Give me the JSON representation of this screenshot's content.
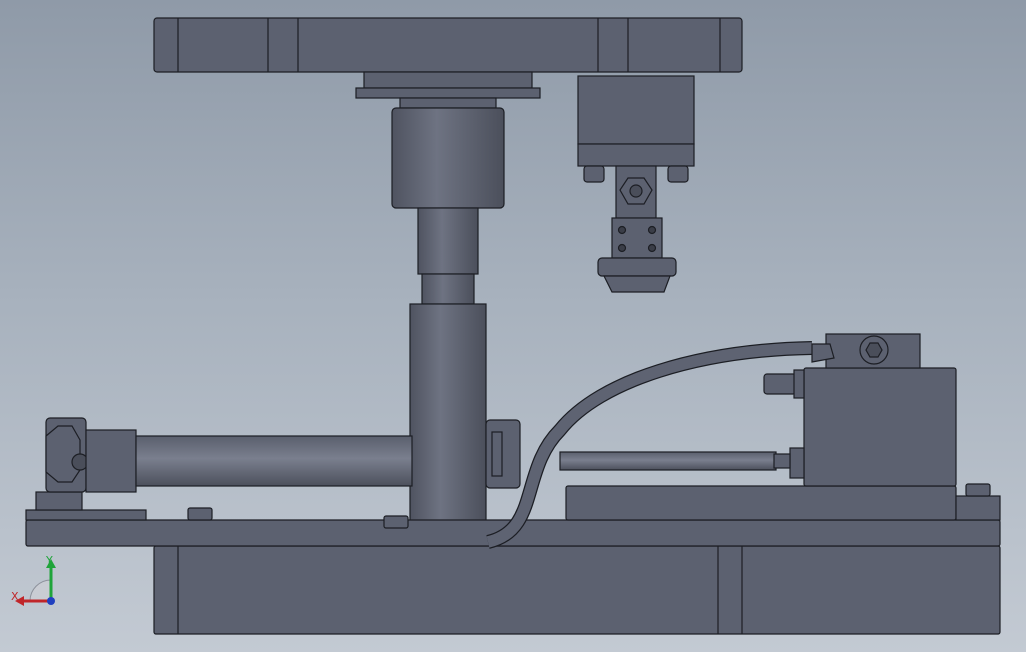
{
  "viewport": {
    "background_top": "#8f9aa8",
    "background_bottom": "#c3cad3",
    "part_fill": "#5c6170",
    "part_fill_light": "#6d7282",
    "edge_color": "#1c1e24"
  },
  "triad": {
    "x_label": "X",
    "y_label": "Y",
    "x_color": "#c0262a",
    "y_color": "#1fa43a",
    "z_color": "#2040c0"
  }
}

» TASK STATEMENT: Your task is to repeat the material above exactly, without its pictures.

» FINAL ANSWER:
Give me the JSON representation of this screenshot's content.
{
  "viewport": {
    "background_top": "#8f9aa8",
    "background_bottom": "#c3cad3",
    "part_fill": "#5c6170",
    "part_fill_light": "#6d7282",
    "edge_color": "#1c1e24"
  },
  "triad": {
    "x_label": "X",
    "y_label": "Y",
    "x_color": "#c0262a",
    "y_color": "#1fa43a",
    "z_color": "#2040c0"
  }
}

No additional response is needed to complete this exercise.